_Aim of the exercise_:
Copy the lines that follow, keeping every character the same.

* Begin Materials provided *

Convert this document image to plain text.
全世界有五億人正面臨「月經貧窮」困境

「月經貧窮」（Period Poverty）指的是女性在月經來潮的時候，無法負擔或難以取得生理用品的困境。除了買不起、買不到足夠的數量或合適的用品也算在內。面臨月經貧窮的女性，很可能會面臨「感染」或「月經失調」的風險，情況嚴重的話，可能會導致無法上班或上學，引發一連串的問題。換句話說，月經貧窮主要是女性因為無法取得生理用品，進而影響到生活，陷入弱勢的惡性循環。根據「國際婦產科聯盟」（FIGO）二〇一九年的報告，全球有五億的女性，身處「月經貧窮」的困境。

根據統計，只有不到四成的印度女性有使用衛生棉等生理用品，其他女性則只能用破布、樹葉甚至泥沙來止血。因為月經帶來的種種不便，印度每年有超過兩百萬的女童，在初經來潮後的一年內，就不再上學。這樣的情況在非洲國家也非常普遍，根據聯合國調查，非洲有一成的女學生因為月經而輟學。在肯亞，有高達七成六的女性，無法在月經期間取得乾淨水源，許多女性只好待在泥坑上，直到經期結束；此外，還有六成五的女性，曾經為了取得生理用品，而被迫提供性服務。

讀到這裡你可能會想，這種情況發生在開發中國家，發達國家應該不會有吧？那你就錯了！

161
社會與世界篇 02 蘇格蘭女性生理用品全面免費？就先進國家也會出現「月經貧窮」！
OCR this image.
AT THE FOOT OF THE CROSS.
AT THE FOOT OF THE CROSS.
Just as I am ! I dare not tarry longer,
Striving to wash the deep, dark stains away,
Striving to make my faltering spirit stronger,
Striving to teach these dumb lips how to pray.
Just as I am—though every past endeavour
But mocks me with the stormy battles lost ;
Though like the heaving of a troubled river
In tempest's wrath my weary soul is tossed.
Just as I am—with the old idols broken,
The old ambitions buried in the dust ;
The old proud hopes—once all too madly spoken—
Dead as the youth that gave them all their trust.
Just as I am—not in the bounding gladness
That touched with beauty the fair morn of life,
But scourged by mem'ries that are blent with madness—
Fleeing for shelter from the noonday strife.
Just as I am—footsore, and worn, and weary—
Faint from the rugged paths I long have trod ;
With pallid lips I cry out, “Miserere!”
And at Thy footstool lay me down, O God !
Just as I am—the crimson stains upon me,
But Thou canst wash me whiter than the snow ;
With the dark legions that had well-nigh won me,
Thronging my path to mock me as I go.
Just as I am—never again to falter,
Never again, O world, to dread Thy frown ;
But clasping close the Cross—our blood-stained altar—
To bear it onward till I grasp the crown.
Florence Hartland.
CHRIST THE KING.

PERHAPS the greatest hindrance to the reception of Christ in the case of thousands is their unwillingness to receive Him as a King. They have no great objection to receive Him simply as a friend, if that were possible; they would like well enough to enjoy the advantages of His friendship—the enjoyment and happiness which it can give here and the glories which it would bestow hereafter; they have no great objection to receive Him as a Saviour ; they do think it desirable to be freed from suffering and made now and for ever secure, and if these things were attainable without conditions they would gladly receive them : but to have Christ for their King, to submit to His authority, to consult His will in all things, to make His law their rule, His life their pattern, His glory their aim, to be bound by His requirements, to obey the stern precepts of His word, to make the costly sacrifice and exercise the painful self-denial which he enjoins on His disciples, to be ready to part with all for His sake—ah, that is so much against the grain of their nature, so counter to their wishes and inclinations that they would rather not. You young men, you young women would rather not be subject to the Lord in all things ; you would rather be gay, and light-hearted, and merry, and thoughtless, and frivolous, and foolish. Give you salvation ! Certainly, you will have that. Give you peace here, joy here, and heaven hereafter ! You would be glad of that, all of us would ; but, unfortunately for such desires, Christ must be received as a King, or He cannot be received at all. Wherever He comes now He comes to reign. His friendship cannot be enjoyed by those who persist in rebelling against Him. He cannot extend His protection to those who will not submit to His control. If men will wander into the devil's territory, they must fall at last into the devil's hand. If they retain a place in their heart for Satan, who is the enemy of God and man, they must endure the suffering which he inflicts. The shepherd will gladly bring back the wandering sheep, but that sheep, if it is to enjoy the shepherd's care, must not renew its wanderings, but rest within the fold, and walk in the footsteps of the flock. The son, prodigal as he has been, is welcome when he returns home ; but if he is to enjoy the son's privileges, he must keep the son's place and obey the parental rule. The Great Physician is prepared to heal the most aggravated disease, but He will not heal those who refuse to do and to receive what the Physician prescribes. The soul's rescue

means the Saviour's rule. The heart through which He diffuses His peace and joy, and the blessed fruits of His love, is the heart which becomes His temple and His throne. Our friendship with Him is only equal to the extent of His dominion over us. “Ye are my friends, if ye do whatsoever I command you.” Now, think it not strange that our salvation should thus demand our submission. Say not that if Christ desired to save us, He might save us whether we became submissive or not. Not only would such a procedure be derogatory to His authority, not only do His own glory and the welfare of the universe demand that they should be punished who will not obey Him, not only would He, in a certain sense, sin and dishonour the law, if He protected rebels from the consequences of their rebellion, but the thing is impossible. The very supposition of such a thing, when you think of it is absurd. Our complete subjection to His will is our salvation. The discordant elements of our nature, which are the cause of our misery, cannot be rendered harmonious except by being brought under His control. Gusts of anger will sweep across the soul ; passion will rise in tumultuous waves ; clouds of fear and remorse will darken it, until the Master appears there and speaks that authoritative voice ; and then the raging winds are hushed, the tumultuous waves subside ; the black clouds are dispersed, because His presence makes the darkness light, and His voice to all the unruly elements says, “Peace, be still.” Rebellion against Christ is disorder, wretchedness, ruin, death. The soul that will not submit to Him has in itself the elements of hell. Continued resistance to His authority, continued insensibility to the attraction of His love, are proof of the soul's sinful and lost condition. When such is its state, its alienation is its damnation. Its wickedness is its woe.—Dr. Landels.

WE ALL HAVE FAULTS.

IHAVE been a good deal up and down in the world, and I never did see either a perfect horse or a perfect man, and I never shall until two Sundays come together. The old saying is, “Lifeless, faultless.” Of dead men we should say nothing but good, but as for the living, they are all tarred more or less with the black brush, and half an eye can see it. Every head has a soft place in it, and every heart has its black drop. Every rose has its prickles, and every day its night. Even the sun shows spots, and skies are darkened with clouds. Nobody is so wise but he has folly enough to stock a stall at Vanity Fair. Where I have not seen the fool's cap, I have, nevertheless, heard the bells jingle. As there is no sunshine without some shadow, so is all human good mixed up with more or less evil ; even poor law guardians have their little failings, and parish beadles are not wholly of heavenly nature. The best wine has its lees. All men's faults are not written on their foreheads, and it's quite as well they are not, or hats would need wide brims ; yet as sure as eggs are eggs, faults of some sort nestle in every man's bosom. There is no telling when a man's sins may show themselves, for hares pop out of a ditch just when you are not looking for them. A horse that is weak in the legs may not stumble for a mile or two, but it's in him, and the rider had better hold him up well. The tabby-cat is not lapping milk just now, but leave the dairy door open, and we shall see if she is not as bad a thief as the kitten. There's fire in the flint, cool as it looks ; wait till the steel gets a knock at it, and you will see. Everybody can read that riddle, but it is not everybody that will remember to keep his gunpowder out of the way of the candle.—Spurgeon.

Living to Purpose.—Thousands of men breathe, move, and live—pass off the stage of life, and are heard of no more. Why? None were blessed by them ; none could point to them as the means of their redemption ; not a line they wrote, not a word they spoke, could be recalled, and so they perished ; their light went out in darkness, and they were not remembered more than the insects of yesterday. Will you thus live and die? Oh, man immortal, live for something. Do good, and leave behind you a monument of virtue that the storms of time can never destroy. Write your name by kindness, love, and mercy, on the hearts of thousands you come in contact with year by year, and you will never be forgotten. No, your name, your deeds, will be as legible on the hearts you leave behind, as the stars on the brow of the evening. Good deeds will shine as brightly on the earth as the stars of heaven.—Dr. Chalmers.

* End Materials provided *

_Solved exercise_:
Convert this document image to plain text.
全世界有五億人正面臨「月經貧窮」困境

「月經貧窮」（Period Poverty）指的是女性在月經來潮的時候，無法負擔或難以取得生理用品的困境。除了買不起、買不到足夠的數量或合適的用品也算在內。面臨月經貧窮的女性，很可能會面臨「感染」或「月經失調」的風險，情況嚴重的話，可能會導致無法上班或上學，引發一連串的問題。換句話說，月經貧窮主要是女性因為無法取得生理用品，進而影響到生活，陷入弱勢的惡性循環。根據「國際婦產科聯盟」（FIGO）二〇一九年的報告，全球有五億的女性，身處「月經貧窮」的困境。

根據統計，只有不到四成的印度女性有使用衛生棉等生理用品，其他女性則只能用破布、樹葉甚至泥沙來止血。因為月經帶來的種種不便，印度每年有超過兩百萬的女童，在初經來潮後的一年內，就不再上學。這樣的情況在非洲國家也非常普遍，根據聯合國調查，非洲有一成的女學生因為月經而輟學。在肯亞，有高達七成六的女性，無法在月經期間取得乾淨水源，許多女性只好待在泥坑上，直到經期結束；此外，還有六成五的女性，曾經為了取得生理用品，而被迫提供性服務。

讀到這裡你可能會想，這種情況發生在開發中國家，發達國家應該不會有吧？那你就錯了！

161
社會與世界篇 02 蘇格蘭女性生理用品全面免費？就先進國家也會出現「月經貧窮」！
OCR this image.
AT THE FOOT OF THE CROSS.
AT THE FOOT OF THE CROSS.
Just as I am ! I dare not tarry longer,
Striving to wash the deep, dark stains away,
Striving to make my faltering spirit stronger,
Striving to teach these dumb lips how to pray.
Just as I am—though every past endeavour
But mocks me with the stormy battles lost ;
Though like the heaving of a troubled river
In tempest's wrath my weary soul is tossed.
Just as I am—with the old idols broken,
The old ambitions buried in the dust ;
The old proud hopes—once all too madly spoken—
Dead as the youth that gave them all their trust.
Just as I am—not in the bounding gladness
That touched with beauty the fair morn of life,
But scourged by mem'ries that are blent with madness—
Fleeing for shelter from the noonday strife.
Just as I am—footsore, and worn, and weary—
Faint from the rugged paths I long have trod ;
With pallid lips I cry out, “Miserere!”
And at Thy footstool lay me down, O God !
Just as I am—the crimson stains upon me,
But Thou canst wash me whiter than the snow ;
With the dark legions that had well-nigh won me,
Thronging my path to mock me as I go.
Just as I am—never again to falter,
Never again, O world, to dread Thy frown ;
But clasping close the Cross—our blood-stained altar—
To bear it onward till I grasp the crown.
Florence Hartland.
CHRIST THE KING.

PERHAPS the greatest hindrance to the reception of Christ in the case of thousands is their unwillingness to receive Him as a King. They have no great objection to receive Him simply as a friend, if that were possible; they would like well enough to enjoy the advantages of His friendship—the enjoyment and happiness which it can give here and the glories which it would bestow hereafter; they have no great objection to receive Him as a Saviour ; they do think it desirable to be freed from suffering and made now and for ever secure, and if these things were attainable without conditions they would gladly receive them : but to have Christ for their King, to submit to His authority, to consult His will in all things, to make His law their rule, His life their pattern, His glory their aim, to be bound by His requirements, to obey the stern precepts of His word, to make the costly sacrifice and exercise the painful self-denial which he enjoins on His disciples, to be ready to part with all for His sake—ah, that is so much against the grain of their nature, so counter to their wishes and inclinations that they would rather not. You young men, you young women would rather not be subject to the Lord in all things ; you would rather be gay, and light-hearted, and merry, and thoughtless, and frivolous, and foolish. Give you salvation ! Certainly, you will have that. Give you peace here, joy here, and heaven hereafter ! You would be glad of that, all of us would ; but, unfortunately for such desires, Christ must be received as a King, or He cannot be received at all. Wherever He comes now He comes to reign. His friendship cannot be enjoyed by those who persist in rebelling against Him. He cannot extend His protection to those who will not submit to His control. If men will wander into the devil's territory, they must fall at last into the devil's hand. If they retain a place in their heart for Satan, who is the enemy of God and man, they must endure the suffering which he inflicts. The shepherd will gladly bring back the wandering sheep, but that sheep, if it is to enjoy the shepherd's care, must not renew its wanderings, but rest within the fold, and walk in the footsteps of the flock. The son, prodigal as he has been, is welcome when he returns home ; but if he is to enjoy the son's privileges, he must keep the son's place and obey the parental rule. The Great Physician is prepared to heal the most aggravated disease, but He will not heal those who refuse to do and to receive what the Physician prescribes. The soul's rescue

means the Saviour's rule. The heart through which He diffuses His peace and joy, and the blessed fruits of His love, is the heart which becomes His temple and His throne. Our friendship with Him is only equal to the extent of His dominion over us. “Ye are my friends, if ye do whatsoever I command you.” Now, think it not strange that our salvation should thus demand our submission. Say not that if Christ desired to save us, He might save us whether we became submissive or not. Not only would such a procedure be derogatory to His authority, not only do His own glory and the welfare of the universe demand that they should be punished who will not obey Him, not only would He, in a certain sense, sin and dishonour the law, if He protected rebels from the consequences of their rebellion, but the thing is impossible. The very supposition of such a thing, when you think of it is absurd. Our complete subjection to His will is our salvation. The discordant elements of our nature, which are the cause of our misery, cannot be rendered harmonious except by being brought under His control. Gusts of anger will sweep across the soul ; passion will rise in tumultuous waves ; clouds of fear and remorse will darken it, until the Master appears there and speaks that authoritative voice ; and then the raging winds are hushed, the tumultuous waves subside ; the black clouds are dispersed, because His presence makes the darkness light, and His voice to all the unruly elements says, “Peace, be still.” Rebellion against Christ is disorder, wretchedness, ruin, death. The soul that will not submit to Him has in itself the elements of hell. Continued resistance to His authority, continued insensibility to the attraction of His love, are proof of the soul's sinful and lost condition. When such is its state, its alienation is its damnation. Its wickedness is its woe.—Dr. Landels.

WE ALL HAVE FAULTS.

IHAVE been a good deal up and down in the world, and I never did see either a perfect horse or a perfect man, and I never shall until two Sundays come together. The old saying is, “Lifeless, faultless.” Of dead men we should say nothing but good, but as for the living, they are all tarred more or less with the black brush, and half an eye can see it. Every head has a soft place in it, and every heart has its black drop. Every rose has its prickles, and every day its night. Even the sun shows spots, and skies are darkened with clouds. Nobody is so wise but he has folly enough to stock a stall at Vanity Fair. Where I have not seen the fool's cap, I have, nevertheless, heard the bells jingle. As there is no sunshine without some shadow, so is all human good mixed up with more or less evil ; even poor law guardians have their little failings, and parish beadles are not wholly of heavenly nature. The best wine has its lees. All men's faults are not written on their foreheads, and it's quite as well they are not, or hats would need wide brims ; yet as sure as eggs are eggs, faults of some sort nestle in every man's bosom. There is no telling when a man's sins may show themselves, for hares pop out of a ditch just when you are not looking for them. A horse that is weak in the legs may not stumble for a mile or two, but it's in him, and the rider had better hold him up well. The tabby-cat is not lapping milk just now, but leave the dairy door open, and we shall see if she is not as bad a thief as the kitten. There's fire in the flint, cool as it looks ; wait till the steel gets a knock at it, and you will see. Everybody can read that riddle, but it is not everybody that will remember to keep his gunpowder out of the way of the candle.—Spurgeon.

Living to Purpose.—Thousands of men breathe, move, and live—pass off the stage of life, and are heard of no more. Why? None were blessed by them ; none could point to them as the means of their redemption ; not a line they wrote, not a word they spoke, could be recalled, and so they perished ; their light went out in darkness, and they were not remembered more than the insects of yesterday. Will you thus live and die? Oh, man immortal, live for something. Do good, and leave behind you a monument of virtue that the storms of time can never destroy. Write your name by kindness, love, and mercy, on the hearts of thousands you come in contact with year by year, and you will never be forgotten. No, your name, your deeds, will be as legible on the hearts you leave behind, as the stars on the brow of the evening. Good deeds will shine as brightly on the earth as the stars of heaven.—Dr. Chalmers.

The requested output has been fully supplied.